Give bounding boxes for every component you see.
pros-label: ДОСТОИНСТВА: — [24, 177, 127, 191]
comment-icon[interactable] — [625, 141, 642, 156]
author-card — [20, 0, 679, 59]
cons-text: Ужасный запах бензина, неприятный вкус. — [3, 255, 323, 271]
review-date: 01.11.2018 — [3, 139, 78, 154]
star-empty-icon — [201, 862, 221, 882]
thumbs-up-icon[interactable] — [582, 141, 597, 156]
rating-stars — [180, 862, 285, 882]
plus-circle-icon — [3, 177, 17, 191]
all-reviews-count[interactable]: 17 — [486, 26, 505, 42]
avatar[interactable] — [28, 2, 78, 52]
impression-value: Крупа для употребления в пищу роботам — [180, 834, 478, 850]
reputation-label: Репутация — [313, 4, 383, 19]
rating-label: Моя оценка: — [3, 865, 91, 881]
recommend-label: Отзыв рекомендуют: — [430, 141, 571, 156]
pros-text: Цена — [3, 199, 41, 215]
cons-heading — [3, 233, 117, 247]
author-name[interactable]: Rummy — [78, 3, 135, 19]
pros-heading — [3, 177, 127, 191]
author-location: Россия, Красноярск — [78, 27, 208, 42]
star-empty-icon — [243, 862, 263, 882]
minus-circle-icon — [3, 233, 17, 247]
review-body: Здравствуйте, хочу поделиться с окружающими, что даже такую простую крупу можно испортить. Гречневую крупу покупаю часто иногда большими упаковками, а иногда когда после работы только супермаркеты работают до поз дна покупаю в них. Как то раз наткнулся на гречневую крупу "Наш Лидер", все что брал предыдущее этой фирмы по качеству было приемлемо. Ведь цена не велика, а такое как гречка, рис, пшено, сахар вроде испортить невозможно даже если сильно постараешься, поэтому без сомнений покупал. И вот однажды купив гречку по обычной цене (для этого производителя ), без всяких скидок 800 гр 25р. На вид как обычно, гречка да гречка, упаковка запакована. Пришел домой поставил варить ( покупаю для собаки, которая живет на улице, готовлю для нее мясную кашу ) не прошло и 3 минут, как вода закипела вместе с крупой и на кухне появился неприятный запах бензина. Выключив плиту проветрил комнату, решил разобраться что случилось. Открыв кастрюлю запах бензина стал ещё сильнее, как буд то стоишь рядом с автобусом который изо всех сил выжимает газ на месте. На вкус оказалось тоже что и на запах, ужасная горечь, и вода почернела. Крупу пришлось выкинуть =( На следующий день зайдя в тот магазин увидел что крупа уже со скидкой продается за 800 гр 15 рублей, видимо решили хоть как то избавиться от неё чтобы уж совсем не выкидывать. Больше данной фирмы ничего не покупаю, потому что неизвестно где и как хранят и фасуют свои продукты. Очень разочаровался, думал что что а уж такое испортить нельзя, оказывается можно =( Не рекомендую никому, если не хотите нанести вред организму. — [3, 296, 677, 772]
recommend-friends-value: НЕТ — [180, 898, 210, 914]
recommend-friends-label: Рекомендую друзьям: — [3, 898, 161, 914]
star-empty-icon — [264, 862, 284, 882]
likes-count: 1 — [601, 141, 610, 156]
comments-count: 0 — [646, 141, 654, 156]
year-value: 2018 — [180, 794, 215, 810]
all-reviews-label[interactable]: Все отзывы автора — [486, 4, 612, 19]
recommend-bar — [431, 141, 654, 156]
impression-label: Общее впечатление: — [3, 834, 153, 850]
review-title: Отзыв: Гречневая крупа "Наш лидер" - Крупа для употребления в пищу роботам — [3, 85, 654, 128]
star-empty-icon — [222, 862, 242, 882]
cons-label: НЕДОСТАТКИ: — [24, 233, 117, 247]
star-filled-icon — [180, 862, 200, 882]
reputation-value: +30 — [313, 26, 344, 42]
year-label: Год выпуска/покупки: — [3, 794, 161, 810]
#####
> _EXERCISE_: Reproduce every one of the lines above verbatim, from the first to the last.

> _RESULT OF THIS EXERCISE_:
Give bounding boxes for every component you see.
pros-label: ДОСТОИНСТВА: — [24, 177, 127, 191]
comment-icon[interactable] — [625, 141, 642, 156]
author-card — [20, 0, 679, 59]
cons-text: Ужасный запах бензина, неприятный вкус. — [3, 255, 323, 271]
review-date: 01.11.2018 — [3, 139, 78, 154]
star-empty-icon — [201, 862, 221, 882]
thumbs-up-icon[interactable] — [582, 141, 597, 156]
rating-stars — [180, 862, 285, 882]
plus-circle-icon — [3, 177, 17, 191]
all-reviews-count[interactable]: 17 — [486, 26, 505, 42]
avatar[interactable] — [28, 2, 78, 52]
impression-value: Крупа для употребления в пищу роботам — [180, 834, 478, 850]
reputation-label: Репутация — [313, 4, 383, 19]
rating-label: Моя оценка: — [3, 865, 91, 881]
recommend-label: Отзыв рекомендуют: — [430, 141, 571, 156]
pros-text: Цена — [3, 199, 41, 215]
cons-heading — [3, 233, 117, 247]
author-name[interactable]: Rummy — [78, 3, 135, 19]
pros-heading — [3, 177, 127, 191]
author-location: Россия, Красноярск — [78, 27, 208, 42]
star-empty-icon — [243, 862, 263, 882]
minus-circle-icon — [3, 233, 17, 247]
review-body: Здравствуйте, хочу поделиться с окружающими, что даже такую простую крупу можно испортить. Гречневую крупу покупаю часто иногда большими упаковками, а иногда когда после работы только супермаркеты работают до поз дна покупаю в них. Как то раз наткнулся на гречневую крупу "Наш Лидер", все что брал предыдущее этой фирмы по качеству было приемлемо. Ведь цена не велика, а такое как гречка, рис, пшено, сахар вроде испортить невозможно даже если сильно постараешься, поэтому без сомнений покупал. И вот однажды купив гречку по обычной цене (для этого производителя ), без всяких скидок 800 гр 25р. На вид как обычно, гречка да гречка, упаковка запакована. Пришел домой поставил варить ( покупаю для собаки, которая живет на улице, готовлю для нее мясную кашу ) не прошло и 3 минут, как вода закипела вместе с крупой и на кухне появился неприятный запах бензина. Выключив плиту проветрил комнату, решил разобраться что случилось. Открыв кастрюлю запах бензина стал ещё сильнее, как буд то стоишь рядом с автобусом который изо всех сил выжимает газ на месте. На вкус оказалось тоже что и на запах, ужасная горечь, и вода почернела. Крупу пришлось выкинуть =( На следующий день зайдя в тот магазин увидел что крупа уже со скидкой продается за 800 гр 15 рублей, видимо решили хоть как то избавиться от неё чтобы уж совсем не выкидывать. Больше данной фирмы ничего не покупаю, потому что неизвестно где и как хранят и фасуют свои продукты. Очень разочаровался, думал что что а уж такое испортить нельзя, оказывается можно =( Не рекомендую никому, если не хотите нанести вред организму. — [3, 296, 677, 772]
recommend-friends-value: НЕТ — [180, 898, 210, 914]
recommend-friends-label: Рекомендую друзьям: — [3, 898, 161, 914]
star-empty-icon — [264, 862, 284, 882]
likes-count: 1 — [601, 141, 610, 156]
comments-count: 0 — [646, 141, 654, 156]
year-value: 2018 — [180, 794, 215, 810]
all-reviews-label[interactable]: Все отзывы автора — [486, 4, 612, 19]
recommend-bar — [431, 141, 654, 156]
impression-label: Общее впечатление: — [3, 834, 153, 850]
review-title: Отзыв: Гречневая крупа "Наш лидер" - Крупа для употребления в пищу роботам — [3, 85, 654, 128]
star-empty-icon — [222, 862, 242, 882]
cons-label: НЕДОСТАТКИ: — [24, 233, 117, 247]
star-filled-icon — [180, 862, 200, 882]
reputation-value: +30 — [313, 26, 344, 42]
year-label: Год выпуска/покупки: — [3, 794, 161, 810]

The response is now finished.